**Requirements:** Your task is to locate every line holding the string "внесении" and to copy each of them.

**Dataset extract:**
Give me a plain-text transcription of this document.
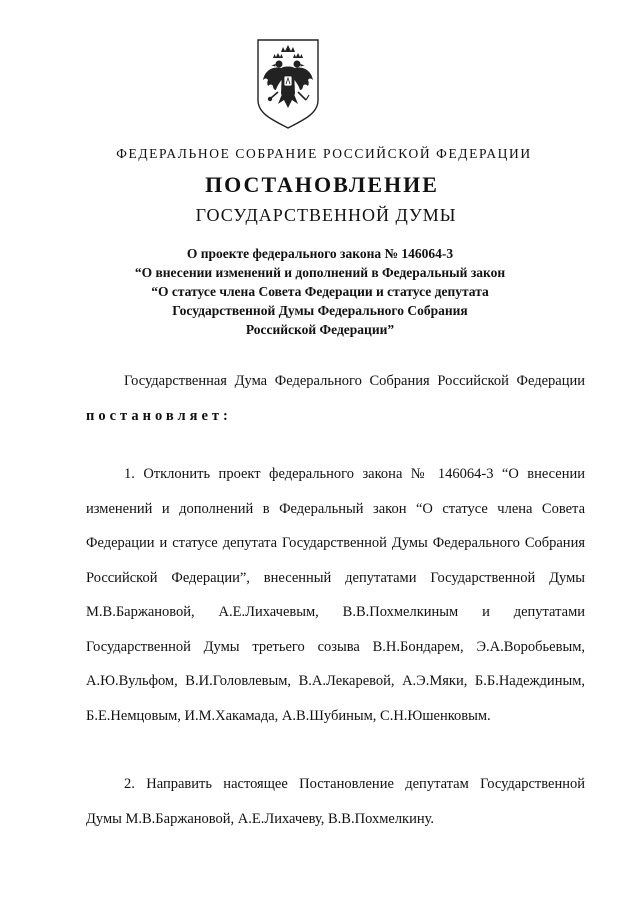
ФЕДЕРАЛЬНОЕ СОБРАНИЕ РОССИЙСКОЙ ФЕДЕРАЦИИ
ПОСТАНОВЛЕНИЕ
ГОСУДАРСТВЕННОЙ ДУМЫ
О проекте федерального закона № 146064-3
“О внесении изменений и дополнений в Федеральный закон
“О статусе члена Совета Федерации и статусе депутата
Государственной Думы Федерального Собрания
Российской Федерации”

Государственная Дума Федерального Собрания Российской Федерации постановляет:

1. Отклонить проект федерального закона № 146064-3 “О внесении изменений и дополнений в Федеральный закон “О статусе члена Совета Федерации и статусе депутата Государственной Думы Федерального Собрания Российской Федерации”, внесенный депутатами Государственной Думы М.В.Баржановой, А.Е.Лихачевым, В.В.Похмелкиным и депутатами Государственной Думы третьего созыва В.Н.Бондарем, Э.А.Воробьевым, А.Ю.Вульфом, В.И.Головлевым, В.А.Лекаревой, А.Э.Мяки, Б.Б.Надеждиным, Б.Е.Немцовым, И.М.Хакамада, А.В.Шубиным, С.Н.Юшенковым.

2. Направить настоящее Постановление депутатам Государственной Думы М.В.Баржановой, А.Е.Лихачеву, В.В.Похмелкину.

**Final result:**
“О внесении изменений и дополнений в Федеральный закон
1. Отклонить проект федерального закона № 146064-3 “О внесении изменений и дополнений в Федеральный закон “О статусе члена Совета Федерации и статусе депутата Государственной Думы Федерального Собрания Российской Федерации”, внесенный депутатами Государственной Думы М.В.Баржановой, А.Е.Лихачевым, В.В.Похмелкиным и депутатами Государственной Думы третьего созыва В.Н.Бондарем, Э.А.Воробьевым, А.Ю.Вульфом, В.И.Головлевым, В.А.Лекаревой, А.Э.Мяки, Б.Б.Надеждиным, Б.Е.Немцовым, И.М.Хакамада, А.В.Шубиным, С.Н.Юшенковым.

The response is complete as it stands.